'''

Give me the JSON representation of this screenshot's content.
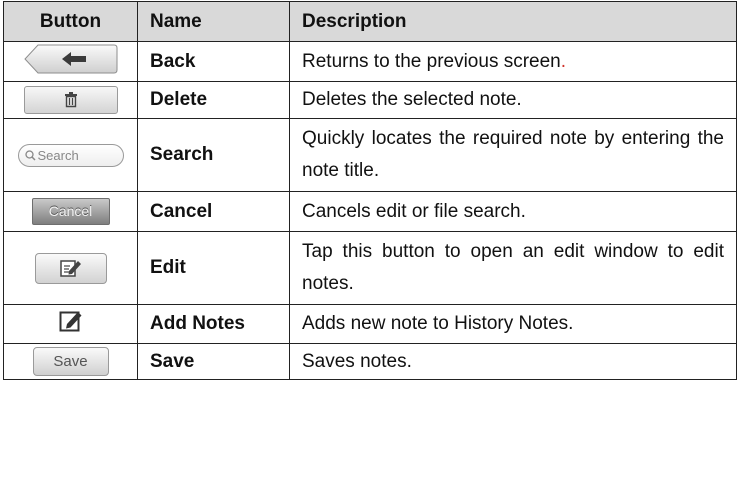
{
  "table": {
    "headers": [
      "Button",
      "Name",
      "Description"
    ],
    "rows": [
      {
        "icon": "back-arrow-icon",
        "name": "Back",
        "description": "Returns to the previous screen",
        "description_suffix": "."
      },
      {
        "icon": "trash-icon",
        "name": "Delete",
        "description": "Deletes the selected note."
      },
      {
        "icon": "search-field-icon",
        "icon_label": "Search",
        "name": "Search",
        "description": "Quickly locates the required note by entering the note title."
      },
      {
        "icon": "cancel-button-icon",
        "icon_label": "Cancel",
        "name": "Cancel",
        "description": "Cancels edit or file search."
      },
      {
        "icon": "edit-icon",
        "name": "Edit",
        "description": "Tap this button to open an edit window to edit notes."
      },
      {
        "icon": "add-note-icon",
        "name": "Add Notes",
        "description": "Adds new note to History Notes."
      },
      {
        "icon": "save-button-icon",
        "icon_label": "Save",
        "name": "Save",
        "description": "Saves notes."
      }
    ]
  },
  "colors": {
    "header_bg": "#d9d9d9",
    "accent_red": "#d0322a",
    "border": "#222222"
  }
}
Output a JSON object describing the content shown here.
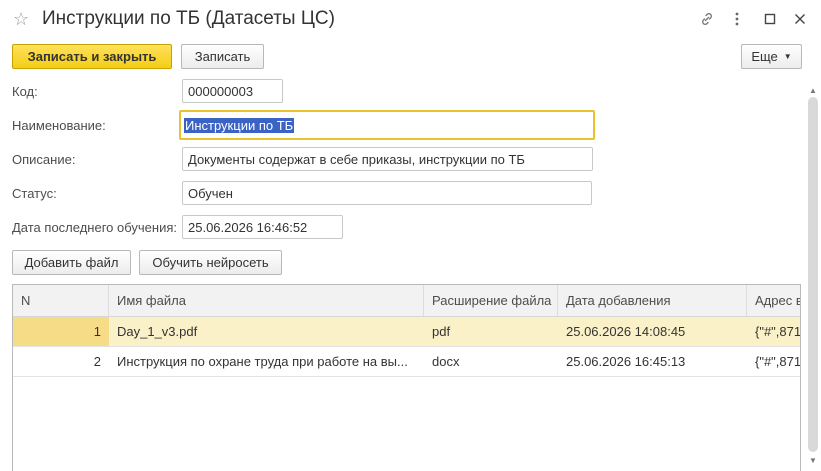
{
  "window": {
    "title": "Инструкции по ТБ (Датасеты ЦС)"
  },
  "toolbar": {
    "save_close_label": "Записать и закрыть",
    "save_label": "Записать",
    "more_label": "Еще"
  },
  "form": {
    "code_label": "Код:",
    "code_value": "000000003",
    "name_label": "Наименование:",
    "name_value": "Инструкции по ТБ",
    "description_label": "Описание:",
    "description_value": "Документы содержат в себе приказы, инструкции по ТБ",
    "status_label": "Статус:",
    "status_value": "Обучен",
    "last_training_label": "Дата последнего обучения:",
    "last_training_value": "25.06.2026 16:46:52"
  },
  "actions": {
    "add_file_label": "Добавить файл",
    "train_label": "Обучить нейросеть"
  },
  "table": {
    "columns": [
      "N",
      "Имя файла",
      "Расширение файла",
      "Дата добавления",
      "Адрес в"
    ],
    "rows": [
      {
        "n": "1",
        "file": "Day_1_v3.pdf",
        "ext": "pdf",
        "date": "25.06.2026 14:08:45",
        "addr": "{\"#\",871"
      },
      {
        "n": "2",
        "file": "Инструкция по охране труда при работе на вы...",
        "ext": "docx",
        "date": "25.06.2026 16:45:13",
        "addr": "{\"#\",871"
      }
    ],
    "selected_row": 0
  },
  "icons": {
    "favorite": "star-icon",
    "link": "link-icon",
    "more": "more-icon",
    "maximize": "maximize-icon",
    "close": "close-icon"
  },
  "colors": {
    "primary_button": "#f5cd16",
    "focus_border": "#e8c32a",
    "selection": "#3a63c5",
    "selected_row": "#fbf1c9"
  }
}
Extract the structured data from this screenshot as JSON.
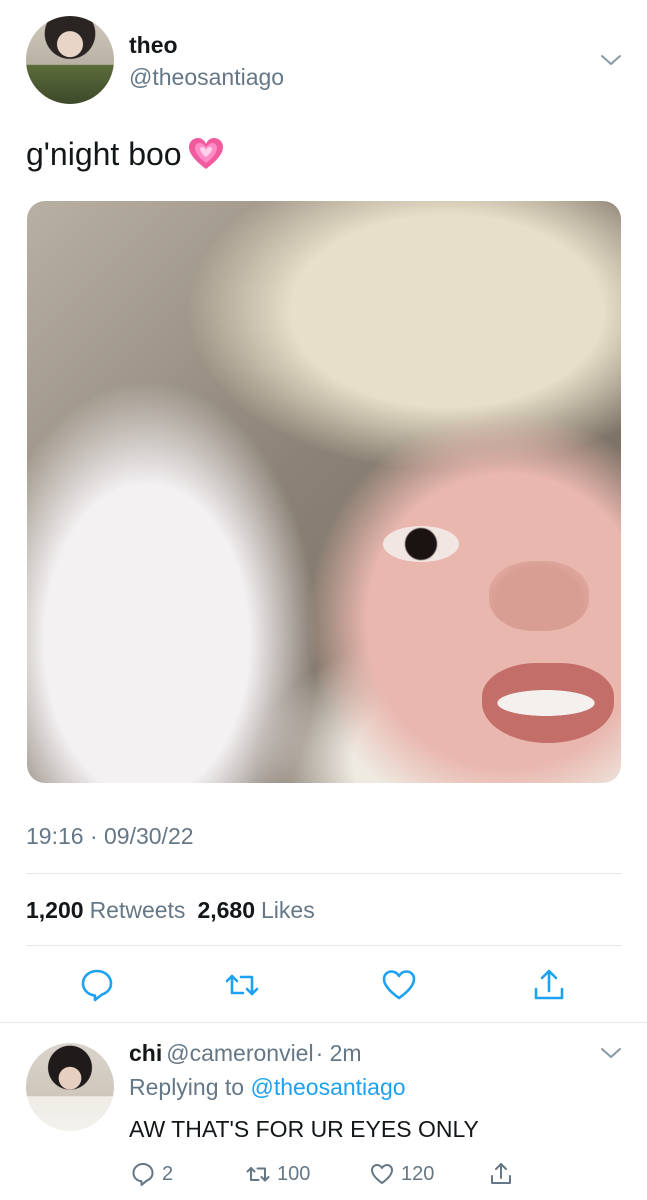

'''

**Task**
Find each line holding the string "JSON" and copy it out.

**Reply**
Give me the JSON representation of this screenshot's content.
Output a JSON object describing the content shown here.
Extract the structured data from this screenshot as JSON.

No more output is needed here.